Stored data
────────

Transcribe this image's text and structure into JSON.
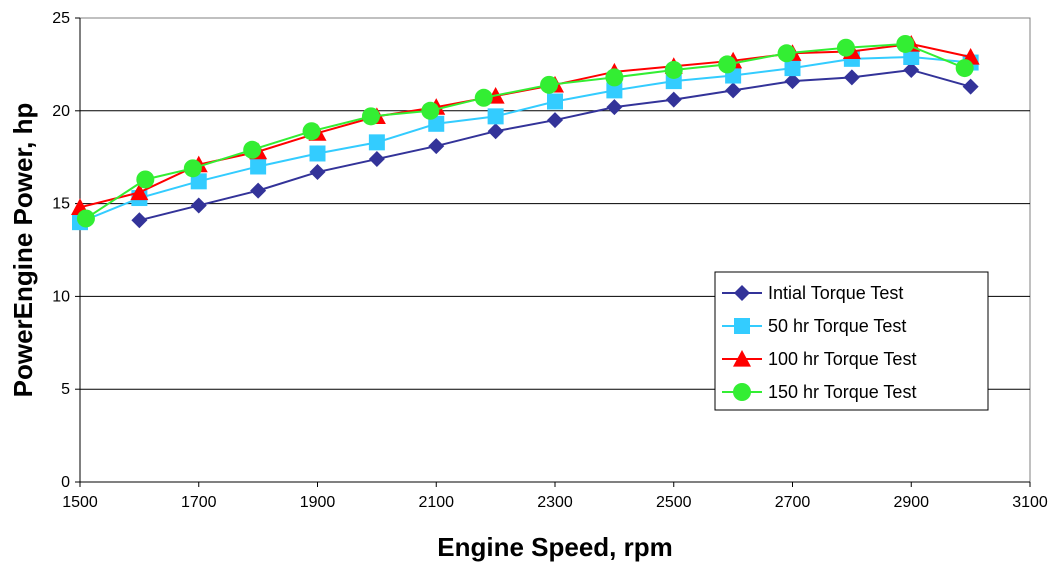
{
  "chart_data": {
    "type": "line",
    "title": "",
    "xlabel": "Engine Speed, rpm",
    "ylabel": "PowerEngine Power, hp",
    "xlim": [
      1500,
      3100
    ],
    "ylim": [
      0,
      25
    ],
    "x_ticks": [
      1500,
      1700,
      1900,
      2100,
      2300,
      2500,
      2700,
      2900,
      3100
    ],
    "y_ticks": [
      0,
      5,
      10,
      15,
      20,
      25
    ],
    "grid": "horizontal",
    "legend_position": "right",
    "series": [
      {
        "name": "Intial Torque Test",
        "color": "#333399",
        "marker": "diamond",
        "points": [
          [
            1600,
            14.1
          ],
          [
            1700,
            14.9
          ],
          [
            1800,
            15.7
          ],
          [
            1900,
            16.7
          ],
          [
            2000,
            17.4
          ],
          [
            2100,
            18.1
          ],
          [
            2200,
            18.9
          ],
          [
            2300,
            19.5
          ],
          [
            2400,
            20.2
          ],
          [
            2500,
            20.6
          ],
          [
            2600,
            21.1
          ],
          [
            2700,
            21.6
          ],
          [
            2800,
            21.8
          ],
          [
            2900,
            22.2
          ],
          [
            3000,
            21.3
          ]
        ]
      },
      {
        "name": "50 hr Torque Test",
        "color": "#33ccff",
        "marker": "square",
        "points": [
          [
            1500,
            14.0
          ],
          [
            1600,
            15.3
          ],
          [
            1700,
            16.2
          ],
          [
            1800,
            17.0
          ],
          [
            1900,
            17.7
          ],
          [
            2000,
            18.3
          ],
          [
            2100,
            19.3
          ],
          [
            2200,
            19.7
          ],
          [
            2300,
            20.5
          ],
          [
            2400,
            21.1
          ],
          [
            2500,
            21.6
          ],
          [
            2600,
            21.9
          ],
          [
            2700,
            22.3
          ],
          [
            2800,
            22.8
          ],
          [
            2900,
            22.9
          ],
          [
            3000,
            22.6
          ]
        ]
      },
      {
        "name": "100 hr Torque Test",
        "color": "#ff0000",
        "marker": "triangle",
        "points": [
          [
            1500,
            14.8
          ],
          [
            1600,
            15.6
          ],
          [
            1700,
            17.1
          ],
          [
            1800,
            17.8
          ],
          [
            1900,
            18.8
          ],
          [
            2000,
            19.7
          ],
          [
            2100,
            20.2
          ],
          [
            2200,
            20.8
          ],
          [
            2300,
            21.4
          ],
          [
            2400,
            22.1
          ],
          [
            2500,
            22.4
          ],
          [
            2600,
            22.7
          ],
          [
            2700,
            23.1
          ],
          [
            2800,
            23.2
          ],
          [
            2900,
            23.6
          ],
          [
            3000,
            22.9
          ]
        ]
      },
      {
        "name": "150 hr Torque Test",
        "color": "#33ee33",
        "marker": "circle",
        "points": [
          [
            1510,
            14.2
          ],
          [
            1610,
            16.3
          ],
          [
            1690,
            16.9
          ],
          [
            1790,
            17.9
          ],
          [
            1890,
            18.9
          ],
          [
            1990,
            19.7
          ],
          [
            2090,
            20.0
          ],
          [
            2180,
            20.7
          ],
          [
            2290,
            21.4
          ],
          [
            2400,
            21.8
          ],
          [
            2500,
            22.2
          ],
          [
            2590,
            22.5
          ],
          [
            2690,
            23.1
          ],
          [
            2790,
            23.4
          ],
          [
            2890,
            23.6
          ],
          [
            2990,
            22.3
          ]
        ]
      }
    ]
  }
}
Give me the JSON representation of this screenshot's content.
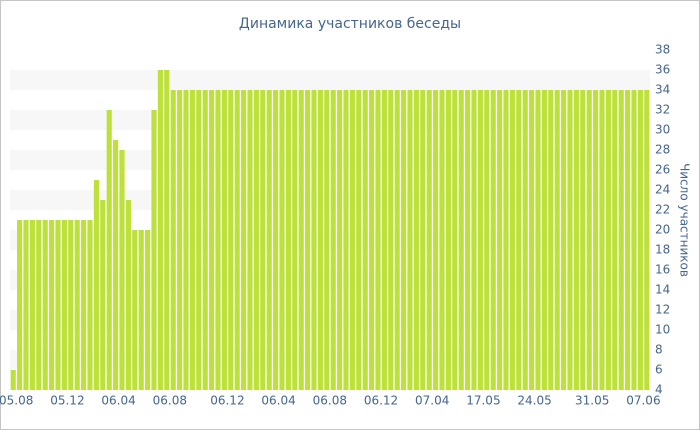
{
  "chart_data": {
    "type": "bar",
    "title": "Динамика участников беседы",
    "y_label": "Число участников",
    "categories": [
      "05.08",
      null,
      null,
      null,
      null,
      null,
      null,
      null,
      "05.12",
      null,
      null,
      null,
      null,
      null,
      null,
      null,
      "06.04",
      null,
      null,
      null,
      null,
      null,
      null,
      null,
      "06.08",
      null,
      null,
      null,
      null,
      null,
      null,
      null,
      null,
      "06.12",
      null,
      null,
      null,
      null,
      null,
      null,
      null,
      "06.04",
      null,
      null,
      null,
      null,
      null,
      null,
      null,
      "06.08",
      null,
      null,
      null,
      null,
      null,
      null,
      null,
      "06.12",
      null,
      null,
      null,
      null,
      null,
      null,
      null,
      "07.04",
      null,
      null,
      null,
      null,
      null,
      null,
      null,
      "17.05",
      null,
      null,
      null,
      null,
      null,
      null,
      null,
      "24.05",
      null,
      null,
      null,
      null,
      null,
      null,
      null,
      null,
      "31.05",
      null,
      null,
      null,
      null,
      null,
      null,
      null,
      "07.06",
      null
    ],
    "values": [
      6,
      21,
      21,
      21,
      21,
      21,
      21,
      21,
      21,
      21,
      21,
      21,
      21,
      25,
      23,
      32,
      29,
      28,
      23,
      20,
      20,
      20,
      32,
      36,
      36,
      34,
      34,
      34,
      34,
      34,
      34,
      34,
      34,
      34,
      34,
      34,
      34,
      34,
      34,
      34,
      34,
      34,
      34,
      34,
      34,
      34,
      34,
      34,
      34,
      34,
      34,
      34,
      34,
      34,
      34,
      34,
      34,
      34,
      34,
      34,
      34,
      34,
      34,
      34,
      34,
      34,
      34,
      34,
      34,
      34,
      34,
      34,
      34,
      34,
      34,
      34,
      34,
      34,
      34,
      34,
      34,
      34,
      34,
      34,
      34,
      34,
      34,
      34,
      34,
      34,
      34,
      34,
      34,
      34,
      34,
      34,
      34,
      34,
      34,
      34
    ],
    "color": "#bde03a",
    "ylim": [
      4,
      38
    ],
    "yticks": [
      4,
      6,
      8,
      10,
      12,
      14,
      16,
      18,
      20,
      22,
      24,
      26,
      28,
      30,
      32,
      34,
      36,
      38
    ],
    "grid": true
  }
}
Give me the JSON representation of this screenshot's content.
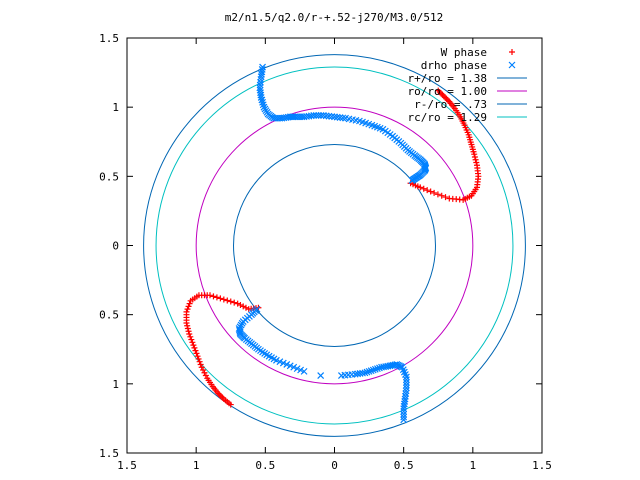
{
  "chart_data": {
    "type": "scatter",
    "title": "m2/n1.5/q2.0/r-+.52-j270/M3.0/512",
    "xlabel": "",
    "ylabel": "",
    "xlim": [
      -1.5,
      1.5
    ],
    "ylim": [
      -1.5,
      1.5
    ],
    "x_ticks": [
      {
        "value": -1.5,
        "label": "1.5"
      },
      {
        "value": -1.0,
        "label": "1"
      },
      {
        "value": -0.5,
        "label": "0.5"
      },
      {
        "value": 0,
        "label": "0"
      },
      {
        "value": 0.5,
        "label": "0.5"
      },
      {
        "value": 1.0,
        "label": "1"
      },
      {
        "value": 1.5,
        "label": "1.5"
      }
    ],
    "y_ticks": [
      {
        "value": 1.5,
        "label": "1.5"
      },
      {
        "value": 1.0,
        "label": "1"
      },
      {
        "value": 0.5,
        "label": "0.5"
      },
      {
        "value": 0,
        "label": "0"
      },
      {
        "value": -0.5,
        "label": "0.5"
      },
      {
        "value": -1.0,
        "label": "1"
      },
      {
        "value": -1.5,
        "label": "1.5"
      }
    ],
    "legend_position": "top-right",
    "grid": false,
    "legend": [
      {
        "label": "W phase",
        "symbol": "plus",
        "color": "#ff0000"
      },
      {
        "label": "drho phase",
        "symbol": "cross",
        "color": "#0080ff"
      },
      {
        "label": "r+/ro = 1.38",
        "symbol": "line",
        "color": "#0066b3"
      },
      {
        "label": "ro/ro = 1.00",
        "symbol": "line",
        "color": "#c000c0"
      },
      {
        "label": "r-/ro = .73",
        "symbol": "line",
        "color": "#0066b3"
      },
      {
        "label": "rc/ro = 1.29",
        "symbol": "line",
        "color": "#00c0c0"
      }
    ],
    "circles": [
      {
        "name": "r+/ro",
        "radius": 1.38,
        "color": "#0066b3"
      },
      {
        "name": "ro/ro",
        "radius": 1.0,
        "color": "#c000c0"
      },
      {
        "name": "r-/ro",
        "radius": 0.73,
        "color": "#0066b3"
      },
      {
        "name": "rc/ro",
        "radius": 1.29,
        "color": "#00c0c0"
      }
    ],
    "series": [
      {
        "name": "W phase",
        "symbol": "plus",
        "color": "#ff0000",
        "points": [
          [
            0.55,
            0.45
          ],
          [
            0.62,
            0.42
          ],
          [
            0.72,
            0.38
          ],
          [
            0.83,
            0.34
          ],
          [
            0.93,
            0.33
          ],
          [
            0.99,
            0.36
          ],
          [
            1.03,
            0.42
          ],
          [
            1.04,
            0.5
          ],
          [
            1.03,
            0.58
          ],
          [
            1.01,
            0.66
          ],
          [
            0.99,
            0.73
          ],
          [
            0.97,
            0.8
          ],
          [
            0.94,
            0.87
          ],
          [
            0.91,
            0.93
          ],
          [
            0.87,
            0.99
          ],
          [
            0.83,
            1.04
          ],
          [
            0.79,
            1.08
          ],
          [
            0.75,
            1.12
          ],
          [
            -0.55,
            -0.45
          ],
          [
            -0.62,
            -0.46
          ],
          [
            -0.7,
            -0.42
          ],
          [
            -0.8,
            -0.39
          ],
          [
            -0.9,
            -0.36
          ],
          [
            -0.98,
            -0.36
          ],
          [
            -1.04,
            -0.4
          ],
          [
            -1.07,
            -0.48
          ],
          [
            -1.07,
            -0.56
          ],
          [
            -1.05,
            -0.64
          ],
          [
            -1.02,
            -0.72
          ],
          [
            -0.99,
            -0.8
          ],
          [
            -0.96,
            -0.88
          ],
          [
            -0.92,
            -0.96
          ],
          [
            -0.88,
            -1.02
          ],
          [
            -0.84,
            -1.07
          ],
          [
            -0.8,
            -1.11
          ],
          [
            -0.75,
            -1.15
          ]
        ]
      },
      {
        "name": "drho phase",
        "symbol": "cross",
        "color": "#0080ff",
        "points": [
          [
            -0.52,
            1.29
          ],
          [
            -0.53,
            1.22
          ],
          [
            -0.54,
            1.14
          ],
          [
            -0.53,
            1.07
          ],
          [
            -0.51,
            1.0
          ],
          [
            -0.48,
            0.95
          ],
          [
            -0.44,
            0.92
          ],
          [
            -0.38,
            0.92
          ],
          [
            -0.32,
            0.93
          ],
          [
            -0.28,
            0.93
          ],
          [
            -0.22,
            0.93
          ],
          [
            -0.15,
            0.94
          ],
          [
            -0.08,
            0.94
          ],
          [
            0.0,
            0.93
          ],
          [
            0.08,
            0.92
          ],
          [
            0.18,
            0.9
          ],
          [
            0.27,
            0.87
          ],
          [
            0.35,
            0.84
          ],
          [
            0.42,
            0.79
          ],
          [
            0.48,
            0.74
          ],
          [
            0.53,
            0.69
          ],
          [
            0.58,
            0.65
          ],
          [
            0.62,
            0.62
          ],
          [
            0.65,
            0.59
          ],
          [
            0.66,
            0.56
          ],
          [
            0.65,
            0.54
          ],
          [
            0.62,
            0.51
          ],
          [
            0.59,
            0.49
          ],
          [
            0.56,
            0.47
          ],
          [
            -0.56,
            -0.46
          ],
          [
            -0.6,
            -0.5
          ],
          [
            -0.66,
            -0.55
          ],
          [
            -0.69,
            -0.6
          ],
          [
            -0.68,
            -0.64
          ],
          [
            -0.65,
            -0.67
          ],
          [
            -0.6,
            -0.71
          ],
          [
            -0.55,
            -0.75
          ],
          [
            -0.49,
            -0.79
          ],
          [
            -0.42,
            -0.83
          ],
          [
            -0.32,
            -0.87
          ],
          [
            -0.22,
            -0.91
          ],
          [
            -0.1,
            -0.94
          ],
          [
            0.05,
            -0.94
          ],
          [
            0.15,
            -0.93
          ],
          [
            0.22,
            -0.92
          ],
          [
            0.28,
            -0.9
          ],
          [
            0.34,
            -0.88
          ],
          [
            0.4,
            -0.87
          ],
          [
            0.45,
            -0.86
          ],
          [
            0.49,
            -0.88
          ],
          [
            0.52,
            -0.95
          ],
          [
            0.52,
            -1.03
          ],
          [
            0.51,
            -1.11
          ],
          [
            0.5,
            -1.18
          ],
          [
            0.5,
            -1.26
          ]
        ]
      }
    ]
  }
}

────────

* **PROBLEM TO WORK ON**: Pick out the lines containing the string "name" and show them.

* **REPLY**:
        "name": "Intial Torque Test",
        "name": "50 hr Torque Test",
        "name": "100 hr Torque Test",
        "name": "150 hr Torque Test",
        "name": "r+/ro",
        "name": "ro/ro",
        "name": "r-/ro",
        "name": "rc/ro",
        "name": "W phase",
        "name": "drho phase",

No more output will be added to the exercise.